EXERCISE DESCRIPTION — Determine how many lines contain the string "años", then reply with that figure only.

TASK DATA —
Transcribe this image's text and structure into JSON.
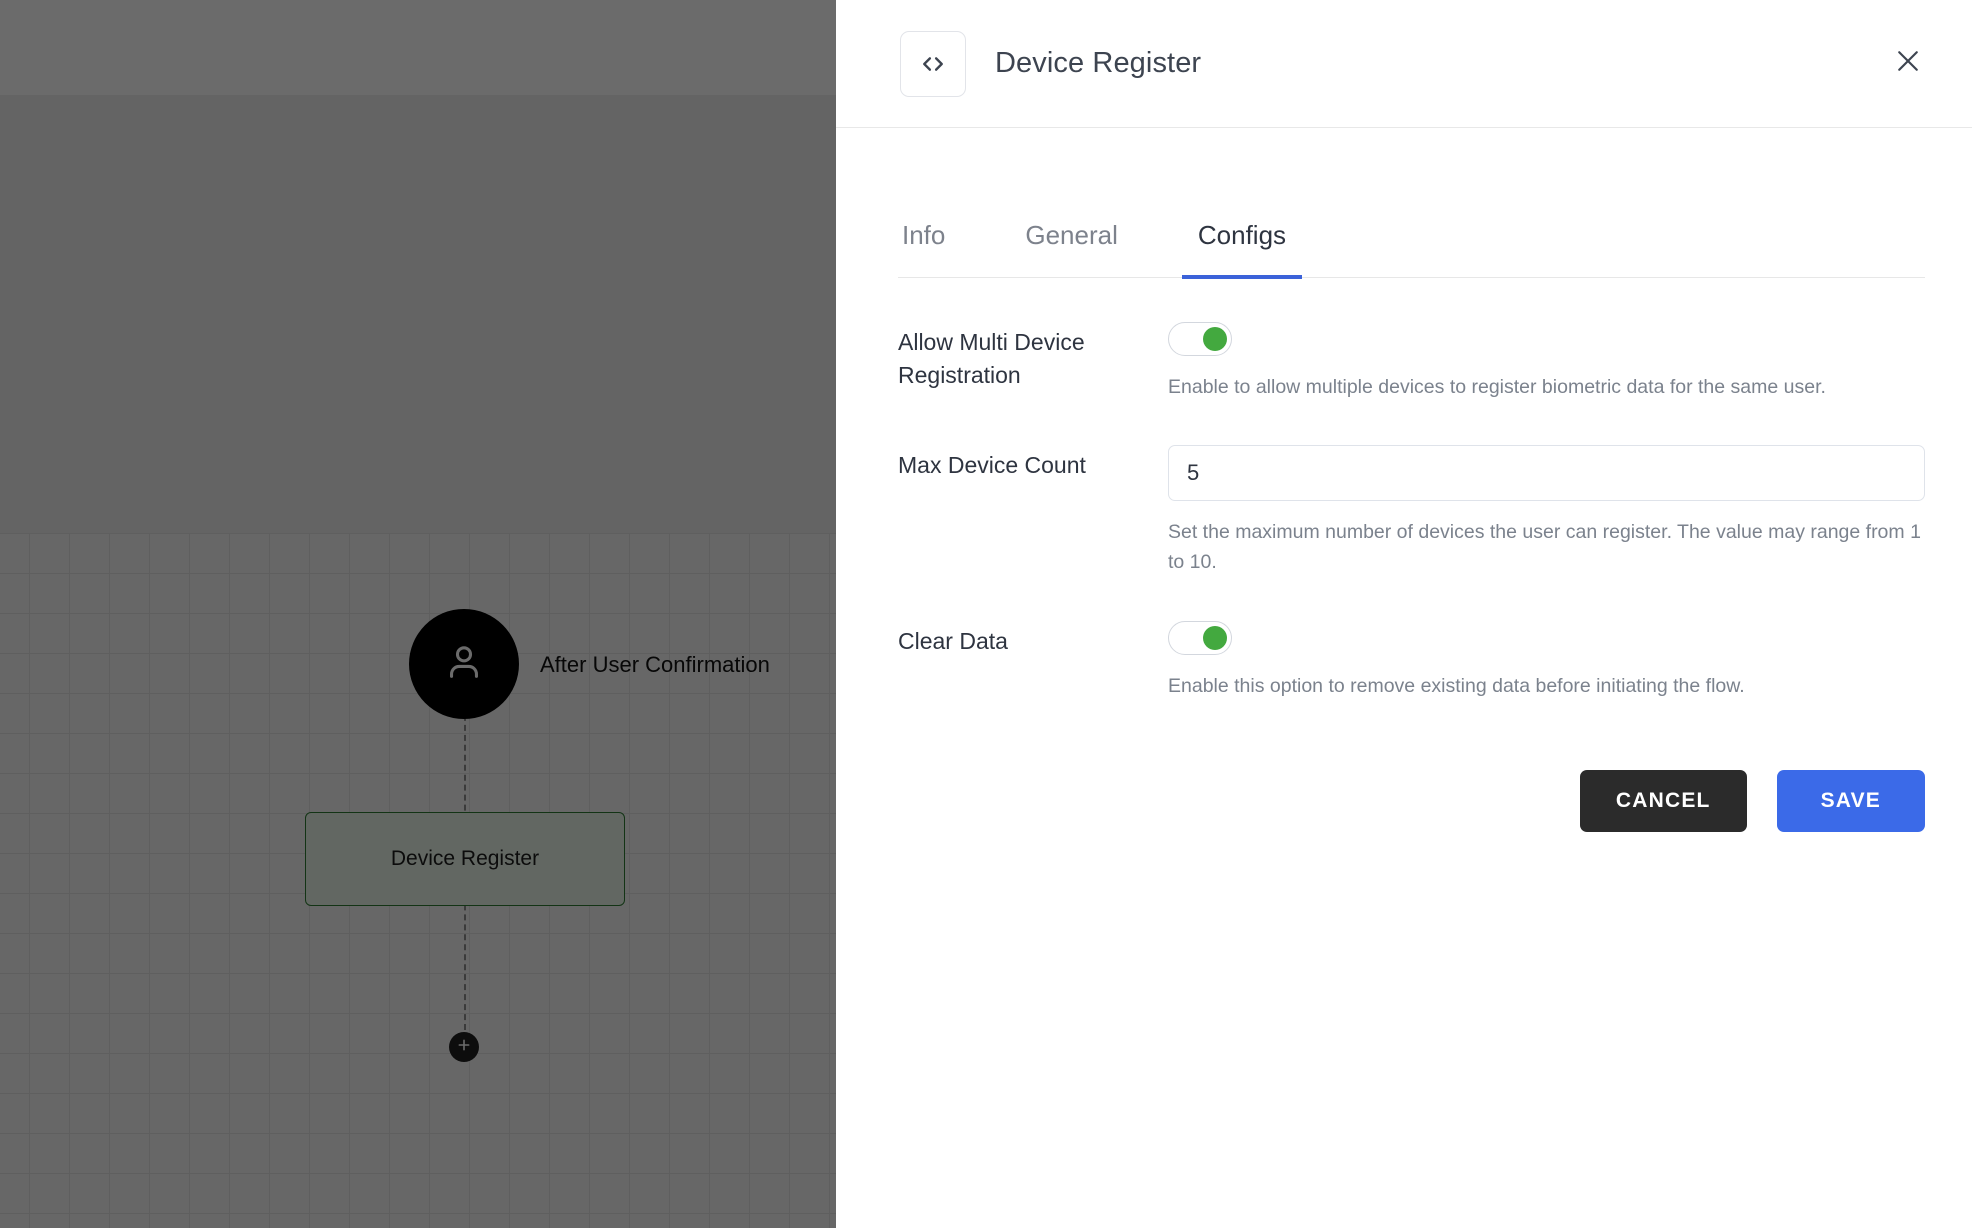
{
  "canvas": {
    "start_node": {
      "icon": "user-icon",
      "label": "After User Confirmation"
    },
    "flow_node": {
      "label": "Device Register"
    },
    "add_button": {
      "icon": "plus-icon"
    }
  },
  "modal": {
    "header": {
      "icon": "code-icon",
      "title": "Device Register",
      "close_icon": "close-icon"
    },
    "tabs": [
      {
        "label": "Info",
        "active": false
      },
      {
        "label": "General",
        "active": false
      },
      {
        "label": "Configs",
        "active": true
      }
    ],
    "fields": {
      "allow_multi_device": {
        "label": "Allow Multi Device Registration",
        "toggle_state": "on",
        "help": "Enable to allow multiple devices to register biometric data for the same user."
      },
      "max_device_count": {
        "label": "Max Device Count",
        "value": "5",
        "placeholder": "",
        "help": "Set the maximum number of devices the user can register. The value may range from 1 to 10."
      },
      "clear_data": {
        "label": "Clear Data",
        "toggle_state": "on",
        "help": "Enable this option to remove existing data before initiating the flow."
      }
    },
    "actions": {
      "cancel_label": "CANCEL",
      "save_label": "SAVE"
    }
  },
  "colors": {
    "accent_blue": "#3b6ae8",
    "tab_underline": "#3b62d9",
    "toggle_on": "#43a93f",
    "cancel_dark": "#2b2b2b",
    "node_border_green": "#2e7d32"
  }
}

==

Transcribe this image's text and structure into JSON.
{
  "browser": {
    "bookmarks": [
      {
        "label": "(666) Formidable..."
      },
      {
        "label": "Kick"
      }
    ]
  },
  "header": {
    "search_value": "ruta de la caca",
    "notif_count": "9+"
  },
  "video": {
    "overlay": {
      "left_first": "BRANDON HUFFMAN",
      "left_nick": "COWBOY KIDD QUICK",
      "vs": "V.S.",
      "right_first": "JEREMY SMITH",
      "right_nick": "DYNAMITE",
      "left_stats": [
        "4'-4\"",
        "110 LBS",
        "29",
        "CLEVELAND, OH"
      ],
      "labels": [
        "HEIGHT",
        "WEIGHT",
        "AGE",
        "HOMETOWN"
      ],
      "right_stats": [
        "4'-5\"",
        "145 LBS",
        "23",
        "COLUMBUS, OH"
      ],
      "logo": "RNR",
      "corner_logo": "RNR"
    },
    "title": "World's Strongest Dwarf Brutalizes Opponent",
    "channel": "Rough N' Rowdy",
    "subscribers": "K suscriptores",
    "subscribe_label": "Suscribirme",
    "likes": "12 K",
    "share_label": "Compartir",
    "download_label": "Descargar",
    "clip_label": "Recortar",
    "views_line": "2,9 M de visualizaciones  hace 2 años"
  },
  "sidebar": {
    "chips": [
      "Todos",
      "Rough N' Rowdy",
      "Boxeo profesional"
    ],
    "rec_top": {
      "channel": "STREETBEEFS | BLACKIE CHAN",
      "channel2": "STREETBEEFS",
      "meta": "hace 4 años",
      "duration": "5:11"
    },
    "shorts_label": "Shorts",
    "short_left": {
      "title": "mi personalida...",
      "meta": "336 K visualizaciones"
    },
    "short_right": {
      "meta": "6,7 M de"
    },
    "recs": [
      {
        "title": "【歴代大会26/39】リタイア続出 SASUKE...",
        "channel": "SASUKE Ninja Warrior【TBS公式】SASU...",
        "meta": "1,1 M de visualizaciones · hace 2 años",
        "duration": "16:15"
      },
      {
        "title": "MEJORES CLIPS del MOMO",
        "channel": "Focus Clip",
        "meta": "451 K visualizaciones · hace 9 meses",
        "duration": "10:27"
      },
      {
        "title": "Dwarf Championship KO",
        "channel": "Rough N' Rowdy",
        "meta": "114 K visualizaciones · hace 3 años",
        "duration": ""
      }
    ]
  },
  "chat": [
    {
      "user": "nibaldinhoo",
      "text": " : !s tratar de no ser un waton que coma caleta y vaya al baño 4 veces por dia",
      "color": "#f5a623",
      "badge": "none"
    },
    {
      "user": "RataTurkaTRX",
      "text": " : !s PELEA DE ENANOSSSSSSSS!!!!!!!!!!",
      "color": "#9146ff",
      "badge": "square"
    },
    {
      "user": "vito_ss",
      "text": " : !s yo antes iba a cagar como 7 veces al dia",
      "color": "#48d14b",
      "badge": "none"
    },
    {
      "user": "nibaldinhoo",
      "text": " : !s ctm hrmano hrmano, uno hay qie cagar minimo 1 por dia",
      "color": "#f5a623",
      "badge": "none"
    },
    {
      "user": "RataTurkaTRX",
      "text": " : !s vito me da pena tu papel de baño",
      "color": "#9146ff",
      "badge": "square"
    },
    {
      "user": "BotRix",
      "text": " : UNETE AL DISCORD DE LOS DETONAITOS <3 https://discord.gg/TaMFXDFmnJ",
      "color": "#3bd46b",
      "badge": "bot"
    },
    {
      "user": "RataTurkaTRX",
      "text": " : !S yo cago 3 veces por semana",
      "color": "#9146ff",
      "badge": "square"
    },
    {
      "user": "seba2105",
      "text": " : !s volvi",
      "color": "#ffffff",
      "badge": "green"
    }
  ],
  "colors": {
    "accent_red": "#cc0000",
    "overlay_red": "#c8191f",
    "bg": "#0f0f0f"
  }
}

RESPONSE TO THIS TASK — 4